§ **PROBLEM TO WORK ON**: Pull every "that" line out of the data below.

§ **MATERIAL**:
_____

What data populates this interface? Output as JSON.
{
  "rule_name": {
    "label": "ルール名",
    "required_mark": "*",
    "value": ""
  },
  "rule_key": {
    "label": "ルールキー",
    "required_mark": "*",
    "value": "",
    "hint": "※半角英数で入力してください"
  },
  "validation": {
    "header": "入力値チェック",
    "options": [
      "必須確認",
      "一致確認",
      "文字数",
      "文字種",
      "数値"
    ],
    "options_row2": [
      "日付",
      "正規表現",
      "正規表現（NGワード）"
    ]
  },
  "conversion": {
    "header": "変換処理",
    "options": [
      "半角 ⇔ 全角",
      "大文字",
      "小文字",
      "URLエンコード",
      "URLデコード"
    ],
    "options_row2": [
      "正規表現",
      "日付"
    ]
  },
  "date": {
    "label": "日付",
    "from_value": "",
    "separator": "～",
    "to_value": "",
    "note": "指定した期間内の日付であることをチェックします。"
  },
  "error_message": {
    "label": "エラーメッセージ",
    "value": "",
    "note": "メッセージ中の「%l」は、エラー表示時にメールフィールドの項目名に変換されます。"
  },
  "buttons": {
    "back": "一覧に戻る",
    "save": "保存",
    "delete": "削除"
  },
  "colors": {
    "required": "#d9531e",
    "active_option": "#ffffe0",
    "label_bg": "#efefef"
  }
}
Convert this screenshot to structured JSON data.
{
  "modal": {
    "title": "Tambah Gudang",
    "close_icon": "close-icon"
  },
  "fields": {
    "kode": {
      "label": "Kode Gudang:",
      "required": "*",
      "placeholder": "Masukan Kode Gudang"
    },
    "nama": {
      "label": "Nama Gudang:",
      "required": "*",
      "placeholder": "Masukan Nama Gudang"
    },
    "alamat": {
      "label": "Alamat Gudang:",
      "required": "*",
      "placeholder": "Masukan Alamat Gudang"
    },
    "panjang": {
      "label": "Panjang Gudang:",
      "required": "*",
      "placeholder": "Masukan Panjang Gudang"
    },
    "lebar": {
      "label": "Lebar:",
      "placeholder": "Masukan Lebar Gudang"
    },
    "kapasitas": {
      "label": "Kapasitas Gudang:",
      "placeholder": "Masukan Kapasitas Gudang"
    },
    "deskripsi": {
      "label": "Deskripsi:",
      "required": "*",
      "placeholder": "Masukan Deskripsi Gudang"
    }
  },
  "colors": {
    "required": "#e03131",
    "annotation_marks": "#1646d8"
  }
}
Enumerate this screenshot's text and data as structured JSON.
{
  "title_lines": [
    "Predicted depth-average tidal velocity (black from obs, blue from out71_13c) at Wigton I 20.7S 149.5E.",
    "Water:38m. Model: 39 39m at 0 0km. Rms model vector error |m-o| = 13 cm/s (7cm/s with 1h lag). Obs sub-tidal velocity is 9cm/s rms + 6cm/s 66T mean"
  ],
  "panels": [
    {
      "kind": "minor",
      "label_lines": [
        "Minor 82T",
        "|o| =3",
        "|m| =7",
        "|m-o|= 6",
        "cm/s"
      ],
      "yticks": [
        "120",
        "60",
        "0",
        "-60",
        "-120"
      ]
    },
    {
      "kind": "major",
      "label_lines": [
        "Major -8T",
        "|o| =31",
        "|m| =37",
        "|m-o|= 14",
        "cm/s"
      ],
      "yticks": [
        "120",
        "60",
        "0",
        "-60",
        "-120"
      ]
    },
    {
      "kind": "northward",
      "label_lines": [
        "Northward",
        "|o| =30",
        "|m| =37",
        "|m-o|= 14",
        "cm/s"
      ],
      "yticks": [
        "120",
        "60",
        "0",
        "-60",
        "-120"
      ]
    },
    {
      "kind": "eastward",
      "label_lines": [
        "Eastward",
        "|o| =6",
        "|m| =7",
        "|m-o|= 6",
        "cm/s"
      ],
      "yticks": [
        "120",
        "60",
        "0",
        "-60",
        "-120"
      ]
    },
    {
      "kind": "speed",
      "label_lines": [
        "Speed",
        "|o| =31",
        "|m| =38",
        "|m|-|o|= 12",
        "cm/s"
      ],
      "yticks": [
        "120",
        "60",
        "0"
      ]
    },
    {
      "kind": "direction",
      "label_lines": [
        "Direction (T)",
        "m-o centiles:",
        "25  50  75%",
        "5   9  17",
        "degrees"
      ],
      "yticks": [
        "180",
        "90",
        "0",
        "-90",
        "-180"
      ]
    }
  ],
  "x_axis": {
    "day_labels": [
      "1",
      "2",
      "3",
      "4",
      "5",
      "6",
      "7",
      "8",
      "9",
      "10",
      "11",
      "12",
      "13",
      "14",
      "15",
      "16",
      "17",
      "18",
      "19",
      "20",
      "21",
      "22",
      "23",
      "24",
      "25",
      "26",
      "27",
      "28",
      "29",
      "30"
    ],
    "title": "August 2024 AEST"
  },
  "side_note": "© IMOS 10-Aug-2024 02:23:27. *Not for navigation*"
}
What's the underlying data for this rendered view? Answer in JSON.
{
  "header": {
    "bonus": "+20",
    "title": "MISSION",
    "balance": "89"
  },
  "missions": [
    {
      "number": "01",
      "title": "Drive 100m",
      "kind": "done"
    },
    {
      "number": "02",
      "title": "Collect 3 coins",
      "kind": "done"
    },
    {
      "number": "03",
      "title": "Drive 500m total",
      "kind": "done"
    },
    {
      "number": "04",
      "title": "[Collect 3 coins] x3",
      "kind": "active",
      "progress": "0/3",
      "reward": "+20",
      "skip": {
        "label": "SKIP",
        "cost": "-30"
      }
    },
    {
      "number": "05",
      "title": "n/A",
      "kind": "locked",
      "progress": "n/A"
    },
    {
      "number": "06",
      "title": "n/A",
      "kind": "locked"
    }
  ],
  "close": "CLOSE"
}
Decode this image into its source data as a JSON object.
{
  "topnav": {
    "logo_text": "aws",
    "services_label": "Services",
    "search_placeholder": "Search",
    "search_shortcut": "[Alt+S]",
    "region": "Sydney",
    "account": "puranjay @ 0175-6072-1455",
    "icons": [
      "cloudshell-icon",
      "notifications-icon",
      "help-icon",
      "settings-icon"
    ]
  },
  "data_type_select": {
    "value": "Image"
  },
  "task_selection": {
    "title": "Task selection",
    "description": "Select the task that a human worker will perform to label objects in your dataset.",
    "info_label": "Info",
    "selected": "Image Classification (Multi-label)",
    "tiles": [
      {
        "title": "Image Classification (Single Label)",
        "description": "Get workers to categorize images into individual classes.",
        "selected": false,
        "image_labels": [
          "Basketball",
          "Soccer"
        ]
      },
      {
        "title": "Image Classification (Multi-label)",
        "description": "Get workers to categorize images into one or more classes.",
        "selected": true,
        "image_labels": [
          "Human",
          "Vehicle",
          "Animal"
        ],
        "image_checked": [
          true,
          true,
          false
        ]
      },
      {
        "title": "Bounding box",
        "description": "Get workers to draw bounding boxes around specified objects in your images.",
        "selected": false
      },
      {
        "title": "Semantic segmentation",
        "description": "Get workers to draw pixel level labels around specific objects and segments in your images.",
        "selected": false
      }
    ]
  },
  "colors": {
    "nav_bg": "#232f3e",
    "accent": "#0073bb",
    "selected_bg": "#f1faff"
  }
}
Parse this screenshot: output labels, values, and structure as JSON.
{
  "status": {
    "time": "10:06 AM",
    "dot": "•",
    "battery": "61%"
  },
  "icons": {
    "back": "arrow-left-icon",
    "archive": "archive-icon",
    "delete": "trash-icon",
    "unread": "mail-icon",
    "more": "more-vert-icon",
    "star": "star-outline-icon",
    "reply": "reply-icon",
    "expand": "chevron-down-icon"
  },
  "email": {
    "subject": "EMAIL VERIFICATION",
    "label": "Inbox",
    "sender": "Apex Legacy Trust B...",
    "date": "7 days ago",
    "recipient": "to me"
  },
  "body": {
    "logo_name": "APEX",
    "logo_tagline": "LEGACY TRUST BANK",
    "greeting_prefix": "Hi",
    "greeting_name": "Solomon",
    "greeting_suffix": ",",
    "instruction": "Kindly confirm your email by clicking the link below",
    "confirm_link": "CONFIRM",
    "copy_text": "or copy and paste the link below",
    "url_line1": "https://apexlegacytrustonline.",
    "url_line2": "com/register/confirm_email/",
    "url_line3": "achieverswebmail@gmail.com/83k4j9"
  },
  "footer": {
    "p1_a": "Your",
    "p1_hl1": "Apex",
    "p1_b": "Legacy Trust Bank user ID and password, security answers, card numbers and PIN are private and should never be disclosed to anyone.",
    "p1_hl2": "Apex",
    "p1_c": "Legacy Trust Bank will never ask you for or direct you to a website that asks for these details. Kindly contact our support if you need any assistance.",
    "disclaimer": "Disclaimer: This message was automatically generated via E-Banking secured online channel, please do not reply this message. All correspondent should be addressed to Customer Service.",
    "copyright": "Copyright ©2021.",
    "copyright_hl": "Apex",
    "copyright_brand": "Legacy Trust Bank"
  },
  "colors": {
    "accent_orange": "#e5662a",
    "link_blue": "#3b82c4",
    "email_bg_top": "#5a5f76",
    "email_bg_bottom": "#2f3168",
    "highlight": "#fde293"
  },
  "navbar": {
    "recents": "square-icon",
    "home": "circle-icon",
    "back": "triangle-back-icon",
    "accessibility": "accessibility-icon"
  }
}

_____

§ **WORKED ANSWER**:
    "description": "Select the task that a human worker will perform to label objects in your dataset.",
    "p1_c": "Legacy Trust Bank will never ask you for or direct you to a website that asks for these details. Kindly contact our support if you need any assistance.",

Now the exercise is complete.